> [Records shown]:
■ ■ ■ ■ ■
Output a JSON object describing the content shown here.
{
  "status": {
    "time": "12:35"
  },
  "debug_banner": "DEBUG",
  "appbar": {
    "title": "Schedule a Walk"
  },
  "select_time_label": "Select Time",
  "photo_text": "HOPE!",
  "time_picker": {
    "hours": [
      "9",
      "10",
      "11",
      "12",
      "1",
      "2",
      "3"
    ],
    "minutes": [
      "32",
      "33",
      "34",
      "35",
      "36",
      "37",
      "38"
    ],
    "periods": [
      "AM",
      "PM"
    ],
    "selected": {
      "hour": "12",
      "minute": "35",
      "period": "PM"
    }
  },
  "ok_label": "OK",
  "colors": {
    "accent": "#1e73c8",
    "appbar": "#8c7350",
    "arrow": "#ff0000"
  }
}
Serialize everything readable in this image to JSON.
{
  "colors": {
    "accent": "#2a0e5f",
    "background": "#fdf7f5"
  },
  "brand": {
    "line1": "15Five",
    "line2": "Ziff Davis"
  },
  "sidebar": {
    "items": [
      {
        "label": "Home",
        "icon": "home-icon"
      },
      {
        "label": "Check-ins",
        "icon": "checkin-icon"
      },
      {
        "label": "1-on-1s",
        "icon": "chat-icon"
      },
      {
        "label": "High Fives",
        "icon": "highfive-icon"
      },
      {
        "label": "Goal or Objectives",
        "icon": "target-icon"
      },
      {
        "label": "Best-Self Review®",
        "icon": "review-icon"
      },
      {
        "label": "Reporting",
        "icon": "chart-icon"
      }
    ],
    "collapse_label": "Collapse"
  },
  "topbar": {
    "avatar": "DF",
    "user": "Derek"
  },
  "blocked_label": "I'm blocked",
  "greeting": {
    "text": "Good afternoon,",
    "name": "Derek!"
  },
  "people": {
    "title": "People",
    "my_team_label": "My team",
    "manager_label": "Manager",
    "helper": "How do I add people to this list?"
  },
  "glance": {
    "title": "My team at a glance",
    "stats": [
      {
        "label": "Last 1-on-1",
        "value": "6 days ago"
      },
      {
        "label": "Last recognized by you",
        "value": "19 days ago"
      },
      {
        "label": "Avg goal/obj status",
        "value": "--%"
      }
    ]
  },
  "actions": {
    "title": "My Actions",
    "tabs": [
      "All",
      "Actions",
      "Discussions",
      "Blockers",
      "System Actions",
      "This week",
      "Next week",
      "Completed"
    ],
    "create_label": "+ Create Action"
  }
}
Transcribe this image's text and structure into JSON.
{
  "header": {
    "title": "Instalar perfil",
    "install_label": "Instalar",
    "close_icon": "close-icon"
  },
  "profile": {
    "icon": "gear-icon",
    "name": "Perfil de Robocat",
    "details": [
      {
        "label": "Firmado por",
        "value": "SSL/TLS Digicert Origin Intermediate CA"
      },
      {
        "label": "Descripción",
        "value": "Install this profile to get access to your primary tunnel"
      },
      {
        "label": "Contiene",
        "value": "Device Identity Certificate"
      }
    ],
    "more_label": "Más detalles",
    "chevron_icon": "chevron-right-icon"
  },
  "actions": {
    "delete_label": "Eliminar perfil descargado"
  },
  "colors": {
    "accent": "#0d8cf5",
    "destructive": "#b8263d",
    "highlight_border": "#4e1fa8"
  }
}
■ ■ ■ ■ ■
> [Instructions to follow]: Retype the material above, line by line, exactly.

> [Reply to the task]:
Output a JSON object describing the content shown here.
{
  "status": {
    "time": "12:35"
  },
  "debug_banner": "DEBUG",
  "appbar": {
    "title": "Schedule a Walk"
  },
  "select_time_label": "Select Time",
  "photo_text": "HOPE!",
  "time_picker": {
    "hours": [
      "9",
      "10",
      "11",
      "12",
      "1",
      "2",
      "3"
    ],
    "minutes": [
      "32",
      "33",
      "34",
      "35",
      "36",
      "37",
      "38"
    ],
    "periods": [
      "AM",
      "PM"
    ],
    "selected": {
      "hour": "12",
      "minute": "35",
      "period": "PM"
    }
  },
  "ok_label": "OK",
  "colors": {
    "accent": "#1e73c8",
    "appbar": "#8c7350",
    "arrow": "#ff0000"
  }
}
Serialize everything readable in this image to JSON.
{
  "colors": {
    "accent": "#2a0e5f",
    "background": "#fdf7f5"
  },
  "brand": {
    "line1": "15Five",
    "line2": "Ziff Davis"
  },
  "sidebar": {
    "items": [
      {
        "label": "Home",
        "icon": "home-icon"
      },
      {
        "label": "Check-ins",
        "icon": "checkin-icon"
      },
      {
        "label": "1-on-1s",
        "icon": "chat-icon"
      },
      {
        "label": "High Fives",
        "icon": "highfive-icon"
      },
      {
        "label": "Goal or Objectives",
        "icon": "target-icon"
      },
      {
        "label": "Best-Self Review®",
        "icon": "review-icon"
      },
      {
        "label": "Reporting",
        "icon": "chart-icon"
      }
    ],
    "collapse_label": "Collapse"
  },
  "topbar": {
    "avatar": "DF",
    "user": "Derek"
  },
  "blocked_label": "I'm blocked",
  "greeting": {
    "text": "Good afternoon,",
    "name": "Derek!"
  },
  "people": {
    "title": "People",
    "my_team_label": "My team",
    "manager_label": "Manager",
    "helper": "How do I add people to this list?"
  },
  "glance": {
    "title": "My team at a glance",
    "stats": [
      {
        "label": "Last 1-on-1",
        "value": "6 days ago"
      },
      {
        "label": "Last recognized by you",
        "value": "19 days ago"
      },
      {
        "label": "Avg goal/obj status",
        "value": "--%"
      }
    ]
  },
  "actions": {
    "title": "My Actions",
    "tabs": [
      "All",
      "Actions",
      "Discussions",
      "Blockers",
      "System Actions",
      "This week",
      "Next week",
      "Completed"
    ],
    "create_label": "+ Create Action"
  }
}
Transcribe this image's text and structure into JSON.
{
  "header": {
    "title": "Instalar perfil",
    "install_label": "Instalar",
    "close_icon": "close-icon"
  },
  "profile": {
    "icon": "gear-icon",
    "name": "Perfil de Robocat",
    "details": [
      {
        "label": "Firmado por",
        "value": "SSL/TLS Digicert Origin Intermediate CA"
      },
      {
        "label": "Descripción",
        "value": "Install this profile to get access to your primary tunnel"
      },
      {
        "label": "Contiene",
        "value": "Device Identity Certificate"
      }
    ],
    "more_label": "Más detalles",
    "chevron_icon": "chevron-right-icon"
  },
  "actions": {
    "delete_label": "Eliminar perfil descargado"
  },
  "colors": {
    "accent": "#0d8cf5",
    "destructive": "#b8263d",
    "highlight_border": "#4e1fa8"
  }
}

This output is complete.